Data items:
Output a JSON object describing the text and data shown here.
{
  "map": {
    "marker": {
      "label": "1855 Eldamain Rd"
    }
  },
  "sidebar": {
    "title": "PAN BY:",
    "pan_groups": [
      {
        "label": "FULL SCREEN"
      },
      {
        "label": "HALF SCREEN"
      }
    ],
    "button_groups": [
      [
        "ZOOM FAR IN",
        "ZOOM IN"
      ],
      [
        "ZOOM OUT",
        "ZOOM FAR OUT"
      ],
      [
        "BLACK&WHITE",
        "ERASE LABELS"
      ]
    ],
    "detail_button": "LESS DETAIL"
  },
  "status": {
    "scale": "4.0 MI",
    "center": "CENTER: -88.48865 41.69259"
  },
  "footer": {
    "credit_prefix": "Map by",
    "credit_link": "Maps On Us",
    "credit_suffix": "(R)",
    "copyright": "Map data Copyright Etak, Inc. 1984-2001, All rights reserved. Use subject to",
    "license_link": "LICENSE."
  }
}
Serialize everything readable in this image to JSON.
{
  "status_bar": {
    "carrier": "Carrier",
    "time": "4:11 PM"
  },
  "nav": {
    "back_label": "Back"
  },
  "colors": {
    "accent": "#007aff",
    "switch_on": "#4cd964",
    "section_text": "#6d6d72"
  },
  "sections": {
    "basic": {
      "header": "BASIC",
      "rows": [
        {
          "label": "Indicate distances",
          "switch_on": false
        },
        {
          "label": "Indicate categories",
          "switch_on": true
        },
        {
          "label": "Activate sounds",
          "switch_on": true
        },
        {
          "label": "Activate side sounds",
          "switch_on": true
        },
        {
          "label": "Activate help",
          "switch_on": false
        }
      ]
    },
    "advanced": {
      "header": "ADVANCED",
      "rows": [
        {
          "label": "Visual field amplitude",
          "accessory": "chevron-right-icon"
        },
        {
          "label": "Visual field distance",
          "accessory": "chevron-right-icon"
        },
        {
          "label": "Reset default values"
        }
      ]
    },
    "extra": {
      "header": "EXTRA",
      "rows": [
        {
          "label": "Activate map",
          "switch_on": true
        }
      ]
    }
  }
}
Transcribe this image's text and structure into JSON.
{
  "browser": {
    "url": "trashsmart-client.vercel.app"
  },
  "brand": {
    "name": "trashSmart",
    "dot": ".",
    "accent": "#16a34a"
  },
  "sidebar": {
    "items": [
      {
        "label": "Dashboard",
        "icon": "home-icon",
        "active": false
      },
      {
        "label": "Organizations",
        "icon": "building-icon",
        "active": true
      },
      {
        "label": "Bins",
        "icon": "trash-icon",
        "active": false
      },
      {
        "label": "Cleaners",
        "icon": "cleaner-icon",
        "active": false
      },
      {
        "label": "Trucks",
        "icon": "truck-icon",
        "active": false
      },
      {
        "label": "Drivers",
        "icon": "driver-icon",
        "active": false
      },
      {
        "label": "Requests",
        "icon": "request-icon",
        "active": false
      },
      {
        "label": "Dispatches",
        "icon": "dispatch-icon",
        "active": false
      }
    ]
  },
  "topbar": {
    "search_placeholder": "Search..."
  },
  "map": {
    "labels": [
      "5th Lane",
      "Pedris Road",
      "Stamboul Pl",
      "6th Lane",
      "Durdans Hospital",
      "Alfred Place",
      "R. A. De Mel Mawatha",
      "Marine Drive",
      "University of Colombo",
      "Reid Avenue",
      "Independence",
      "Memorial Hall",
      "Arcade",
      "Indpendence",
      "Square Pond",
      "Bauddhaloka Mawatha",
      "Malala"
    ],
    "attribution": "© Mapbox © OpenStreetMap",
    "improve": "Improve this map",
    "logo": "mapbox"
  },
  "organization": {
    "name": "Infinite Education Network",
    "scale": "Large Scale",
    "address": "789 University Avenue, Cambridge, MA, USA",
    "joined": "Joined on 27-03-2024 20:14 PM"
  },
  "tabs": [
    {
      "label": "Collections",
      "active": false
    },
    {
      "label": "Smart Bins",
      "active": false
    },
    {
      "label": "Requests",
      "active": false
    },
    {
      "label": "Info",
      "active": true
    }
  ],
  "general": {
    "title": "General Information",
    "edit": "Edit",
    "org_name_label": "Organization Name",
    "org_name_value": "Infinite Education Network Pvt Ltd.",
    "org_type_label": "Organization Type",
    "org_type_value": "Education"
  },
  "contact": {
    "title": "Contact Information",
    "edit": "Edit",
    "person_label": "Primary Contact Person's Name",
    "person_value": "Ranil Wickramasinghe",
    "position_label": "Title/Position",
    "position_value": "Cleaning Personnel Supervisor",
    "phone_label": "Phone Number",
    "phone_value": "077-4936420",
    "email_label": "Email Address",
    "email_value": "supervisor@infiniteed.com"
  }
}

## What you need to do
Copy every line of the records above that contains "this".

## Response
Serialize everything readable in this image to JSON.
Transcribe this image's text and structure into JSON.
    "improve": "Improve this map",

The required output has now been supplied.